EXERCISE TASK:
All entries are to be given again verbatim.

DATA SUPPLIED:
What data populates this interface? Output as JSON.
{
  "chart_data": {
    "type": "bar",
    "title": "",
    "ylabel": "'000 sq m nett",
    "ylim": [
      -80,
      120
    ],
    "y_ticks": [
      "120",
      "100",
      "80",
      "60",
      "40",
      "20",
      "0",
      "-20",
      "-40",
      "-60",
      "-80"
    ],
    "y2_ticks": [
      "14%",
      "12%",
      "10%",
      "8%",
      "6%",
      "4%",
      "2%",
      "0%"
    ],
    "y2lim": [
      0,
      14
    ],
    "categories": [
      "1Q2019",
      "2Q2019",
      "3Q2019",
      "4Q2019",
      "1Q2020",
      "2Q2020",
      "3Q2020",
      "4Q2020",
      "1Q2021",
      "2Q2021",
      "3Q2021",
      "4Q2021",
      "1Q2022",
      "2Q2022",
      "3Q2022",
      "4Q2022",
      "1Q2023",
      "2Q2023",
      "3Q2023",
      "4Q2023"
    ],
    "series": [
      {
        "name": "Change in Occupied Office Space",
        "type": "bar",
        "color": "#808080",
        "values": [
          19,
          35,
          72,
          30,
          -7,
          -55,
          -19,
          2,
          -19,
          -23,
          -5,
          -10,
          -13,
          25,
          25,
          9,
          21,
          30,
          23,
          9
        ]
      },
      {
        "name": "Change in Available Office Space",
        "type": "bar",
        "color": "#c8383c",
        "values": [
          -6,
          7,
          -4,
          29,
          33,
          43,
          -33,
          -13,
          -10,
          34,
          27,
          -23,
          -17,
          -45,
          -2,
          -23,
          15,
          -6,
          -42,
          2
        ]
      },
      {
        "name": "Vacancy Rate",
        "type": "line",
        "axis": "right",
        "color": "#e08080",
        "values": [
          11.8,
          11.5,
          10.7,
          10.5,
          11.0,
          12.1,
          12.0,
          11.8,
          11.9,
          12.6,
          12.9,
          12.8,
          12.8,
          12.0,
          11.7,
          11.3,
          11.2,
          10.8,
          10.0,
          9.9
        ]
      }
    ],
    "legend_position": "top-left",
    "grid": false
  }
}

RESPONSE:
What data populates this interface? Output as JSON.
{
  "chart_data": {
    "type": "bar",
    "title": "",
    "ylabel": "'000 sq m nett",
    "ylim": [
      -80,
      120
    ],
    "y_ticks": [
      "120",
      "100",
      "80",
      "60",
      "40",
      "20",
      "0",
      "-20",
      "-40",
      "-60",
      "-80"
    ],
    "y2_ticks": [
      "14%",
      "12%",
      "10%",
      "8%",
      "6%",
      "4%",
      "2%",
      "0%"
    ],
    "y2lim": [
      0,
      14
    ],
    "categories": [
      "1Q2019",
      "2Q2019",
      "3Q2019",
      "4Q2019",
      "1Q2020",
      "2Q2020",
      "3Q2020",
      "4Q2020",
      "1Q2021",
      "2Q2021",
      "3Q2021",
      "4Q2021",
      "1Q2022",
      "2Q2022",
      "3Q2022",
      "4Q2022",
      "1Q2023",
      "2Q2023",
      "3Q2023",
      "4Q2023"
    ],
    "series": [
      {
        "name": "Change in Occupied Office Space",
        "type": "bar",
        "color": "#808080",
        "values": [
          19,
          35,
          72,
          30,
          -7,
          -55,
          -19,
          2,
          -19,
          -23,
          -5,
          -10,
          -13,
          25,
          25,
          9,
          21,
          30,
          23,
          9
        ]
      },
      {
        "name": "Change in Available Office Space",
        "type": "bar",
        "color": "#c8383c",
        "values": [
          -6,
          7,
          -4,
          29,
          33,
          43,
          -33,
          -13,
          -10,
          34,
          27,
          -23,
          -17,
          -45,
          -2,
          -23,
          15,
          -6,
          -42,
          2
        ]
      },
      {
        "name": "Vacancy Rate",
        "type": "line",
        "axis": "right",
        "color": "#e08080",
        "values": [
          11.8,
          11.5,
          10.7,
          10.5,
          11.0,
          12.1,
          12.0,
          11.8,
          11.9,
          12.6,
          12.9,
          12.8,
          12.8,
          12.0,
          11.7,
          11.3,
          11.2,
          10.8,
          10.0,
          9.9
        ]
      }
    ],
    "legend_position": "top-left",
    "grid": false
  }
}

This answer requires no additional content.